**Stated exercise**. Count how many lines contain "управления" and reply with that number only.
--- start of Recorded data ---
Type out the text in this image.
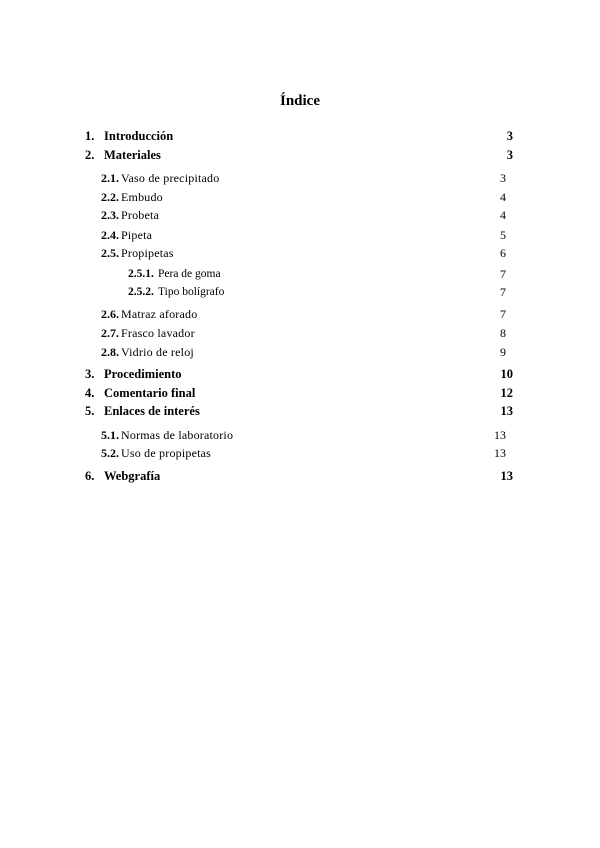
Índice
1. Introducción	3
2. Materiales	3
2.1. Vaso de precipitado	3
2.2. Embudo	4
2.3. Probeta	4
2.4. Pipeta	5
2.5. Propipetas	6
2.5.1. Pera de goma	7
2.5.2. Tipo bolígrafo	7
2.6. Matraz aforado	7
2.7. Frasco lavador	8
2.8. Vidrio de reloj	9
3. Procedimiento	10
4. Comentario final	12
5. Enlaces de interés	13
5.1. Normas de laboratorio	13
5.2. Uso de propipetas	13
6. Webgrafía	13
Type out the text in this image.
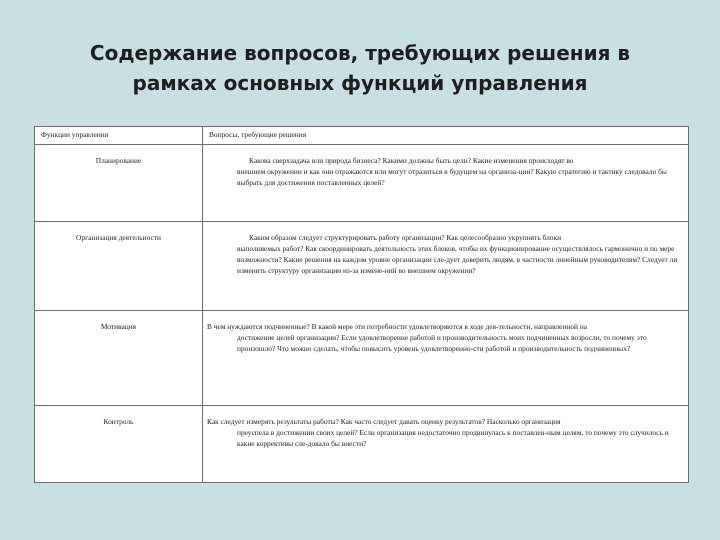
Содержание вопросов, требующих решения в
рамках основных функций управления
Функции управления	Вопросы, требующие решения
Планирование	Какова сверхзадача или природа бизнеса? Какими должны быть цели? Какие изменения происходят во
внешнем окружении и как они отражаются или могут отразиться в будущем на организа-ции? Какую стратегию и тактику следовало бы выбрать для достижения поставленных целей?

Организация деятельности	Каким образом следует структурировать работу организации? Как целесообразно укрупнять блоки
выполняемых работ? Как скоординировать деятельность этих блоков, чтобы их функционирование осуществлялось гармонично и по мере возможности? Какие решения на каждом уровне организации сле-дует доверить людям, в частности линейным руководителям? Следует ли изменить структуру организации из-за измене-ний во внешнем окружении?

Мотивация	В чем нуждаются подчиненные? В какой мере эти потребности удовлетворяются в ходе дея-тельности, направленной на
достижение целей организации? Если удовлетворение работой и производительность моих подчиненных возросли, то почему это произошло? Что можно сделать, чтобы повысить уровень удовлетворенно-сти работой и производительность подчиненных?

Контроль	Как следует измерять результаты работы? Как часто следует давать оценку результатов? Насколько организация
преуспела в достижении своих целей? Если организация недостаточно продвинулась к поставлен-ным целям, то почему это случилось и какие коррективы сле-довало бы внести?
--- end of Recorded data ---
**Exercise result**. 2